--- start SOURCE RECORDS ---

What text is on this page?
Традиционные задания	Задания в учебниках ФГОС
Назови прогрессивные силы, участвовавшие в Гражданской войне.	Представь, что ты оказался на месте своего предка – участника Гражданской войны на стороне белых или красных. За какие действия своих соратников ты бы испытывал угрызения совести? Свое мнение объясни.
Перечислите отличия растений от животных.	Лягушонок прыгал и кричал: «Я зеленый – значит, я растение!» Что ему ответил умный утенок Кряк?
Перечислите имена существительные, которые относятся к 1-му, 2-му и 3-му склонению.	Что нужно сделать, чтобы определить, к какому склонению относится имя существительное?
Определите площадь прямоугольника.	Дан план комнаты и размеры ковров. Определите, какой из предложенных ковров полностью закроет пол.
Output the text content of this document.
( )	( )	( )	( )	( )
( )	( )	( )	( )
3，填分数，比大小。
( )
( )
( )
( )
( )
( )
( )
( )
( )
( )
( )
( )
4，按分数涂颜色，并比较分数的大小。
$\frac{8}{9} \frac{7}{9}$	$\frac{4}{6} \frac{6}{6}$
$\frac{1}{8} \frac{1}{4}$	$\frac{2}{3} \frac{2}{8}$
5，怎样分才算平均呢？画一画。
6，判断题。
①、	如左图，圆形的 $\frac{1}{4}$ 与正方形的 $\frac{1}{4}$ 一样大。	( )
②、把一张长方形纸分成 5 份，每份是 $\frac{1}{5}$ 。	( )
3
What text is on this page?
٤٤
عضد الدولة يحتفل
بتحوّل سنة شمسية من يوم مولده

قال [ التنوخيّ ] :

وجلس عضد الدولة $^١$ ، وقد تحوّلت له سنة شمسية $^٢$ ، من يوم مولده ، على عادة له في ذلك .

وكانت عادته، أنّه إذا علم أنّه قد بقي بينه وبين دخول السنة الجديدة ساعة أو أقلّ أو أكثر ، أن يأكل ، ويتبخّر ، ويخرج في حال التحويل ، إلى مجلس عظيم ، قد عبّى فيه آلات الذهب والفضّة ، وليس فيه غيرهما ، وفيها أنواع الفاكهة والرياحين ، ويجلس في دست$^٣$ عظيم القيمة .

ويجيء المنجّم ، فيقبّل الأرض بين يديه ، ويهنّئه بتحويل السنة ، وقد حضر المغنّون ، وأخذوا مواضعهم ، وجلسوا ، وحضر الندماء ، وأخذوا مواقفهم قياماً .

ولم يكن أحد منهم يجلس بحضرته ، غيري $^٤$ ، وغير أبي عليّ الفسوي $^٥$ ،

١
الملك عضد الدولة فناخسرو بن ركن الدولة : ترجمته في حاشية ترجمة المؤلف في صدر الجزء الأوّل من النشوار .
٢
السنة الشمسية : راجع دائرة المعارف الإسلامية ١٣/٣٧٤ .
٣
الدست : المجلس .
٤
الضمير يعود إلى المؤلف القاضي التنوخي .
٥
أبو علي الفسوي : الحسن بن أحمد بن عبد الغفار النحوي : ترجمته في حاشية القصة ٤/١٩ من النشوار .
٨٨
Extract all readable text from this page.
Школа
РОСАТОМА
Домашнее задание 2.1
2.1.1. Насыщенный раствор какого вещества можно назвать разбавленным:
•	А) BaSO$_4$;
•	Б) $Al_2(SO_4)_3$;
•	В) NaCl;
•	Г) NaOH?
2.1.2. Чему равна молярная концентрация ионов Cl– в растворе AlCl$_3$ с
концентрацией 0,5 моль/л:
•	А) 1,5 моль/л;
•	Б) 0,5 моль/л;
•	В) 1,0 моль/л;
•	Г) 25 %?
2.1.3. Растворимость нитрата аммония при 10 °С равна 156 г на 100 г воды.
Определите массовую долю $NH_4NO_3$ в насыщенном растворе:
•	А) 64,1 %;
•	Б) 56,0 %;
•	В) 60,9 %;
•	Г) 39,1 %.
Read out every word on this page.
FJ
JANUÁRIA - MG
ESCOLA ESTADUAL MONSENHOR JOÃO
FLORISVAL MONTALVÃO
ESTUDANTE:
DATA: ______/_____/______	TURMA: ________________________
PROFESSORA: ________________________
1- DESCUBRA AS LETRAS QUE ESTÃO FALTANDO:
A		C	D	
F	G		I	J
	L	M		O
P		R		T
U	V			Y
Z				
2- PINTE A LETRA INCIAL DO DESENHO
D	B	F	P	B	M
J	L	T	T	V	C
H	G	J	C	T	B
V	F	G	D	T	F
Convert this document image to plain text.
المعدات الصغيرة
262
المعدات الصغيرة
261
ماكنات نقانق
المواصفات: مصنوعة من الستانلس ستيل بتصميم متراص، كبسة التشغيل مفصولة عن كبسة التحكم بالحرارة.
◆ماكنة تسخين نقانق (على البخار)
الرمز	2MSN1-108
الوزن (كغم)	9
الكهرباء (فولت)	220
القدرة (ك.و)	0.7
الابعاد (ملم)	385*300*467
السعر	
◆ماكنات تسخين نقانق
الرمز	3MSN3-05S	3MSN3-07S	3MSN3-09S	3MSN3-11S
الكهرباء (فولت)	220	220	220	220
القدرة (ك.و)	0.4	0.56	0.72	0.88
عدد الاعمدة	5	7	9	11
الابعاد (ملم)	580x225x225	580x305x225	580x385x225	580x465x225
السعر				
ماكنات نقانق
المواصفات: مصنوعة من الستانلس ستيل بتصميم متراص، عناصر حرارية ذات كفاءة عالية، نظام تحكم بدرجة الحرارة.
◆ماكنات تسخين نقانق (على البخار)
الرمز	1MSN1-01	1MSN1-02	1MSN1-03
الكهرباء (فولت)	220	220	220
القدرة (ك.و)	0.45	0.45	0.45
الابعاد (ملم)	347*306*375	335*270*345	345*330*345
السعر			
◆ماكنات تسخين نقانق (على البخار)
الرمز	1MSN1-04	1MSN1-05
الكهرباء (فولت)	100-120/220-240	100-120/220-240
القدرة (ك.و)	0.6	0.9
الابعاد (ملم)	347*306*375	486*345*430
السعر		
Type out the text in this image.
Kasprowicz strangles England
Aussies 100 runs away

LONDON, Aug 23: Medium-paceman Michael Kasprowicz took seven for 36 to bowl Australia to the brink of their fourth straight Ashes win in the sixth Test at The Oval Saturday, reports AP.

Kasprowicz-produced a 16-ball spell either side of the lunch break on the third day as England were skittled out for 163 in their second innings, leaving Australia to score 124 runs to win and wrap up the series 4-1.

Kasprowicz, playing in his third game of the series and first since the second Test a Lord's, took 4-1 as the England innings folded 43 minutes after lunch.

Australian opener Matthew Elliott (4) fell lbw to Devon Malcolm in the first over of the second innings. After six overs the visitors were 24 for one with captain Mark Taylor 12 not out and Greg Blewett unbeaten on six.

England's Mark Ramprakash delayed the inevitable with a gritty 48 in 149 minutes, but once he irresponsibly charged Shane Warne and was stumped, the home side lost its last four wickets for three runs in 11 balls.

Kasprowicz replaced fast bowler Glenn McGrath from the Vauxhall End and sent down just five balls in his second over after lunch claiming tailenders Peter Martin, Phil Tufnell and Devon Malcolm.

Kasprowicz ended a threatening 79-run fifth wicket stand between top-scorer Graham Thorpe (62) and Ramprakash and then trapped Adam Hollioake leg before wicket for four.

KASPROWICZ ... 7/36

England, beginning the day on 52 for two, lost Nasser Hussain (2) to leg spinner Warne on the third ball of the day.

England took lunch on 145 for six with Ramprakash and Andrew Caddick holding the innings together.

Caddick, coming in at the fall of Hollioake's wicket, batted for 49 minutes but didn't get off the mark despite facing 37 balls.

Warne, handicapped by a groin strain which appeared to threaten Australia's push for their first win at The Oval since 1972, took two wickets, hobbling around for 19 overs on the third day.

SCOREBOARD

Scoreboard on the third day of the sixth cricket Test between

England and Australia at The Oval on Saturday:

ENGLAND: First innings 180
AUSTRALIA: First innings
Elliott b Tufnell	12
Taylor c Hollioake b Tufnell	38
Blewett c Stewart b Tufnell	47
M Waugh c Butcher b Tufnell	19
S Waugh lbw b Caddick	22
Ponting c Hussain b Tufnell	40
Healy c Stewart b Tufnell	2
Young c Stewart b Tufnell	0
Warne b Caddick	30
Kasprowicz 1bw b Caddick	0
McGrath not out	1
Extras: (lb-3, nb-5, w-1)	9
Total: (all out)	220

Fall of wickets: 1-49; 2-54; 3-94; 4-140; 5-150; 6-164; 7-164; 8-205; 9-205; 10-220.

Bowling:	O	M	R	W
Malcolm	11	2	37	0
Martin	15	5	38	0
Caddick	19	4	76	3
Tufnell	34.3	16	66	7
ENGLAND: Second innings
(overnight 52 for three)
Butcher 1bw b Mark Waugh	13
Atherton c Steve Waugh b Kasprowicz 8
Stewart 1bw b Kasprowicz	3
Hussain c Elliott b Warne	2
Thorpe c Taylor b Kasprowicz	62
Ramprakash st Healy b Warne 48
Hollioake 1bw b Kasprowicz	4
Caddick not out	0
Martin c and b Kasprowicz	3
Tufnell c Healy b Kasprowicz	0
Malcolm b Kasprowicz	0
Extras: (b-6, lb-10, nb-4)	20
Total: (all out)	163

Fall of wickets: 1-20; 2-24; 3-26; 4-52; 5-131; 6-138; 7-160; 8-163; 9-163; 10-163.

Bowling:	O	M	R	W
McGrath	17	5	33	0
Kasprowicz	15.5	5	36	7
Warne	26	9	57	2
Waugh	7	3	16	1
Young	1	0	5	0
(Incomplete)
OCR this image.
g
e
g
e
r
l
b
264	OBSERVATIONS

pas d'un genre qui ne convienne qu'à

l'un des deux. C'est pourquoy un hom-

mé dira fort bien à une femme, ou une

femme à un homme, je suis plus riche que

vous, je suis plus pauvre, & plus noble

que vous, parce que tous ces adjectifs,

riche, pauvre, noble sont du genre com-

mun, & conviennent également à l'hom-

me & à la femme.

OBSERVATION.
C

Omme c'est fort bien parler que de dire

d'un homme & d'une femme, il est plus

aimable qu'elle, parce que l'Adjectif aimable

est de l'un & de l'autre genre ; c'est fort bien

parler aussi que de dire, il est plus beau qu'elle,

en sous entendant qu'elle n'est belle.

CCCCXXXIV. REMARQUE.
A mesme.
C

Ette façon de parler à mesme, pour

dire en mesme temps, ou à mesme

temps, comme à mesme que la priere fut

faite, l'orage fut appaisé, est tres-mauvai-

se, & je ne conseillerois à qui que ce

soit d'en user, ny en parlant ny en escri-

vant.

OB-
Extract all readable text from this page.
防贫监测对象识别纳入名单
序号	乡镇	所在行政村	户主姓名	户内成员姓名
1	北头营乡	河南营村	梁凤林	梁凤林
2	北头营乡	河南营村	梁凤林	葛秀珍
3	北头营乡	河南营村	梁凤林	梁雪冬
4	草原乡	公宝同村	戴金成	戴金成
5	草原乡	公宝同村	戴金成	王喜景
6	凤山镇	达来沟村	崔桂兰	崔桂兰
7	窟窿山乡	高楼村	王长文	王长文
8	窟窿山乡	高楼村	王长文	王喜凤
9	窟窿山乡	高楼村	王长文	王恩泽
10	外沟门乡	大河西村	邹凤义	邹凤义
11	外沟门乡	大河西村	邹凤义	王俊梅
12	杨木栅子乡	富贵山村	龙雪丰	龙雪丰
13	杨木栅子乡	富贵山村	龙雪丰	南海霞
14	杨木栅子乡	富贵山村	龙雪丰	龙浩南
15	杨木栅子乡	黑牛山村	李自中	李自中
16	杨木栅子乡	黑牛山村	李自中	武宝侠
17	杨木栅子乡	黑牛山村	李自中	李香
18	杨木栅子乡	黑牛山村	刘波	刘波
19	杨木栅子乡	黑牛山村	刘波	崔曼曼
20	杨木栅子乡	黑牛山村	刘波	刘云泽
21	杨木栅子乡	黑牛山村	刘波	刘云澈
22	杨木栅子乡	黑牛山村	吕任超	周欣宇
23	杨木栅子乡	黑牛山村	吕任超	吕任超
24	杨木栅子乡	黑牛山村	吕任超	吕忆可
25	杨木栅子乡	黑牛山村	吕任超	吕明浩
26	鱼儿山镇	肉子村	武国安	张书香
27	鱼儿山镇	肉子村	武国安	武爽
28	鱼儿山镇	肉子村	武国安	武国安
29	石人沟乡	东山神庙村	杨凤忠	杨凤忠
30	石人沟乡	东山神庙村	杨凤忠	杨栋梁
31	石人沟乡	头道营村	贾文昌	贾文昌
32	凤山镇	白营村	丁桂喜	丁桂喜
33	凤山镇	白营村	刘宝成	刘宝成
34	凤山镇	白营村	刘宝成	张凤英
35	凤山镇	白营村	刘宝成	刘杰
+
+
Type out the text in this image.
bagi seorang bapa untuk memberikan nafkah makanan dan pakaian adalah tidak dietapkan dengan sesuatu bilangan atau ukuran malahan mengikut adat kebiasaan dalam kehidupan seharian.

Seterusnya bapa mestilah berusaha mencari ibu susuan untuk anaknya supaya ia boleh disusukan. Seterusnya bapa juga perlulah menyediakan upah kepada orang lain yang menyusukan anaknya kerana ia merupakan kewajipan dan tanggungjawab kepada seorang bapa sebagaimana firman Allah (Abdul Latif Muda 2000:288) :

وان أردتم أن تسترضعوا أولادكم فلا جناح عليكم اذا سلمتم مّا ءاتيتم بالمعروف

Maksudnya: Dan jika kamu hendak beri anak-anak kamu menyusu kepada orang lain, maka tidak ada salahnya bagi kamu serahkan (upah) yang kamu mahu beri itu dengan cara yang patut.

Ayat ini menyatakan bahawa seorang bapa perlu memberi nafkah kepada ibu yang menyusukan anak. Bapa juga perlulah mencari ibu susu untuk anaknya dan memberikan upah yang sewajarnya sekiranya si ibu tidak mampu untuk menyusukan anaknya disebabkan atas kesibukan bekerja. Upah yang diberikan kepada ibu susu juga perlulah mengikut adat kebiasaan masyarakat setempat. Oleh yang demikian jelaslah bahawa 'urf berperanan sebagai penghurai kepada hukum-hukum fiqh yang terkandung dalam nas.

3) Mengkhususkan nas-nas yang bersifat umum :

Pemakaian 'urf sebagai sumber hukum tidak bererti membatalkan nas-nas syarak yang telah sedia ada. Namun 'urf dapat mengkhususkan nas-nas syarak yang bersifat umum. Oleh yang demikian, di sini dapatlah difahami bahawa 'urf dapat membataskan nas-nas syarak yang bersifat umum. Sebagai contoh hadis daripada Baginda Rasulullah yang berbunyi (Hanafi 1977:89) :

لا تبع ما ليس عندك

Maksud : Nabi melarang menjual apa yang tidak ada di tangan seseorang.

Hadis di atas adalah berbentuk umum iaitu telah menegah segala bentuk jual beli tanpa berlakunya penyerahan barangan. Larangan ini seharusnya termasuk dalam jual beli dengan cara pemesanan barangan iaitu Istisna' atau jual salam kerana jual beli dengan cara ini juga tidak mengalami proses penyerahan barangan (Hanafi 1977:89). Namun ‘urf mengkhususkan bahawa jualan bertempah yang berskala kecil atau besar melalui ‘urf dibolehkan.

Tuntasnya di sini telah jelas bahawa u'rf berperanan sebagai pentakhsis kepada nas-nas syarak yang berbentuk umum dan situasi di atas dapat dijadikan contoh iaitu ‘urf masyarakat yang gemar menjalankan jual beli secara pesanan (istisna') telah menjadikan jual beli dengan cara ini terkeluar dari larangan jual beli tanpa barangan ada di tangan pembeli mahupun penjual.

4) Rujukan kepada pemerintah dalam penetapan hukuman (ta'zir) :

--- end SOURCE RECORDS ---

* _THE TASK_
Using the material above, copy every line in which the string "Hollioake" occurs.

* _RESPONSE_
Kasprowicz ended a threatening 79-run fifth wicket stand between top-scorer Graham Thorpe (62) and Ramprakash and then trapped Adam Hollioake leg before wicket for four.
Caddick, coming in at the fall of Hollioake's wicket, batted for 49 minutes but didn't get off the mark despite facing 37 balls.
Taylor c Hollioake b Tufnell	38
Hollioake 1bw b Kasprowicz	4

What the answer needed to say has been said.